EXERCISE AIM ▸ Type out the data exactly as given. Skip any image.

DATASET RECORDS ▸
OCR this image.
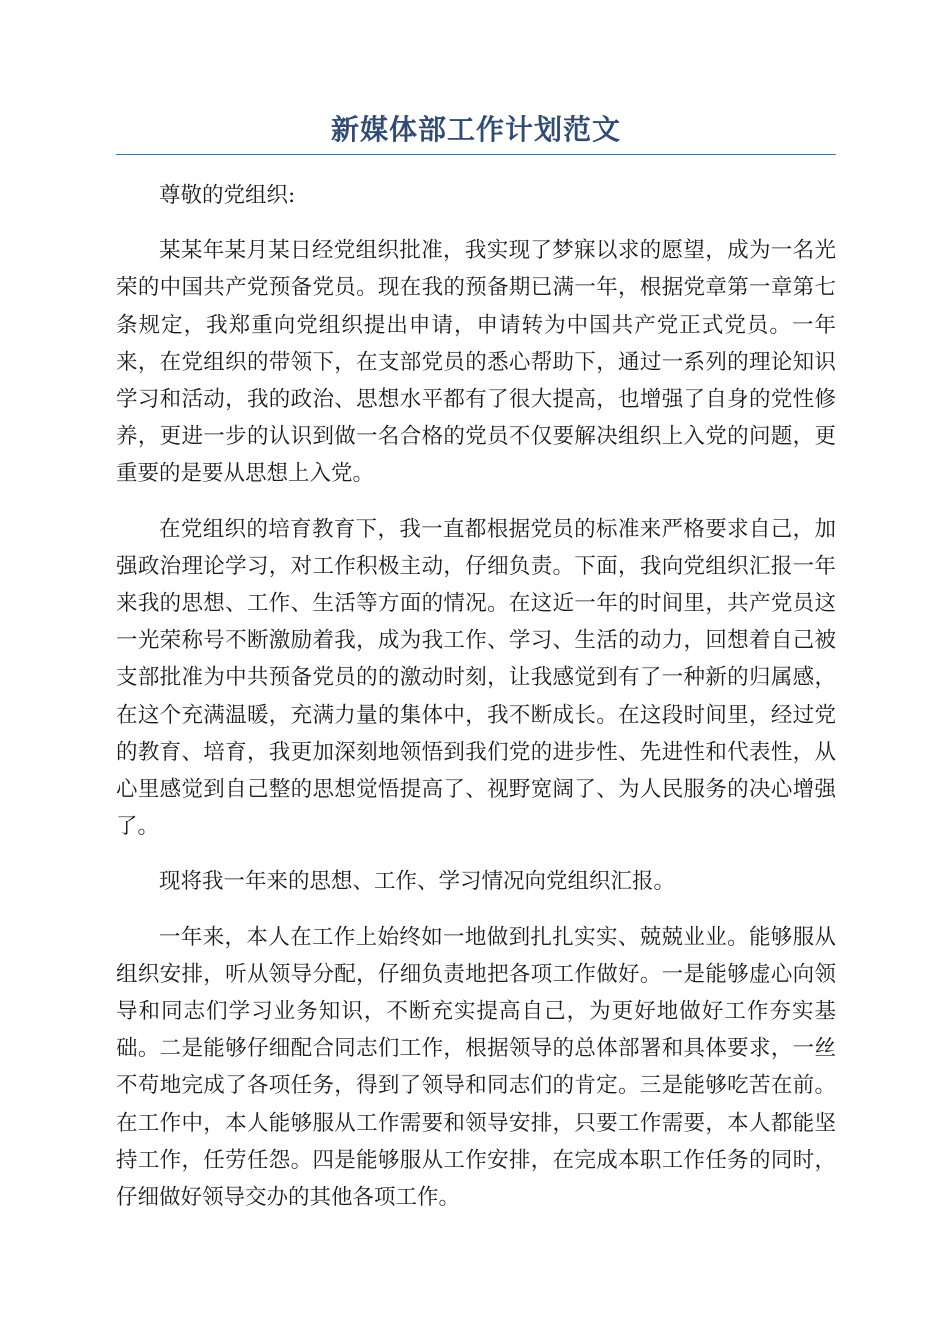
新媒体部工作计划范文

尊敬的党组织:

某某年某月某日经党组织批准，我实现了梦寐以求的愿望，成为一名光荣的中国共产党预备党员。现在我的预备期已满一年，根据党章第一章第七条规定，我郑重向党组织提出申请，申请转为中国共产党正式党员。一年来，在党组织的带领下，在支部党员的悉心帮助下，通过一系列的理论知识学习和活动，我的政治、思想水平都有了很大提高，也增强了自身的党性修养，更进一步的认识到做一名合格的党员不仅要解决组织上入党的问题，更重要的是要从思想上入党。

在党组织的培育教育下，我一直都根据党员的标准来严格要求自己，加强政治理论学习，对工作积极主动，仔细负责。下面，我向党组织汇报一年来我的思想、工作、生活等方面的情况。在这近一年的时间里，共产党员这一光荣称号不断激励着我，成为我工作、学习、生活的动力，回想着自己被支部批准为中共预备党员的的激动时刻，让我感觉到有了一种新的归属感，在这个充满温暖，充满力量的集体中，我不断成长。在这段时间里，经过党的教育、培育，我更加深刻地领悟到我们党的进步性、先进性和代表性，从心里感觉到自己整的思想觉悟提高了、视野宽阔了、为人民服务的决心增强了。

现将我一年来的思想、工作、学习情况向党组织汇报。

一年来，本人在工作上始终如一地做到扎扎实实、兢兢业业。能够服从组织安排，听从领导分配，仔细负责地把各项工作做好。一是能够虚心向领导和同志们学习业务知识，不断充实提高自己，为更好地做好工作夯实基础。二是能够仔细配合同志们工作，根据领导的总体部署和具体要求，一丝不苟地完成了各项任务，得到了领导和同志们的肯定。三是能够吃苦在前。在工作中，本人能够服从工作需要和领导安排，只要工作需要，本人都能坚持工作，任劳任怨。四是能够服从工作安排，在完成本职工作任务的同时，仔细做好领导交办的其他各项工作。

REPLY ▸
OCR this image.
新媒体部工作计划范文

尊敬的党组织:

某某年某月某日经党组织批准，我实现了梦寐以求的愿望，成为一名光荣的中国共产党预备党员。现在我的预备期已满一年，根据党章第一章第七条规定，我郑重向党组织提出申请，申请转为中国共产党正式党员。一年来，在党组织的带领下，在支部党员的悉心帮助下，通过一系列的理论知识学习和活动，我的政治、思想水平都有了很大提高，也增强了自身的党性修养，更进一步的认识到做一名合格的党员不仅要解决组织上入党的问题，更重要的是要从思想上入党。

在党组织的培育教育下，我一直都根据党员的标准来严格要求自己，加强政治理论学习，对工作积极主动，仔细负责。下面，我向党组织汇报一年来我的思想、工作、生活等方面的情况。在这近一年的时间里，共产党员这一光荣称号不断激励着我，成为我工作、学习、生活的动力，回想着自己被支部批准为中共预备党员的的激动时刻，让我感觉到有了一种新的归属感，在这个充满温暖，充满力量的集体中，我不断成长。在这段时间里，经过党的教育、培育，我更加深刻地领悟到我们党的进步性、先进性和代表性，从心里感觉到自己整的思想觉悟提高了、视野宽阔了、为人民服务的决心增强了。

现将我一年来的思想、工作、学习情况向党组织汇报。

一年来，本人在工作上始终如一地做到扎扎实实、兢兢业业。能够服从组织安排，听从领导分配，仔细负责地把各项工作做好。一是能够虚心向领导和同志们学习业务知识，不断充实提高自己，为更好地做好工作夯实基础。二是能够仔细配合同志们工作，根据领导的总体部署和具体要求，一丝不苟地完成了各项任务，得到了领导和同志们的肯定。三是能够吃苦在前。在工作中，本人能够服从工作需要和领导安排，只要工作需要，本人都能坚持工作，任劳任怨。四是能够服从工作安排，在完成本职工作任务的同时，仔细做好领导交办的其他各项工作。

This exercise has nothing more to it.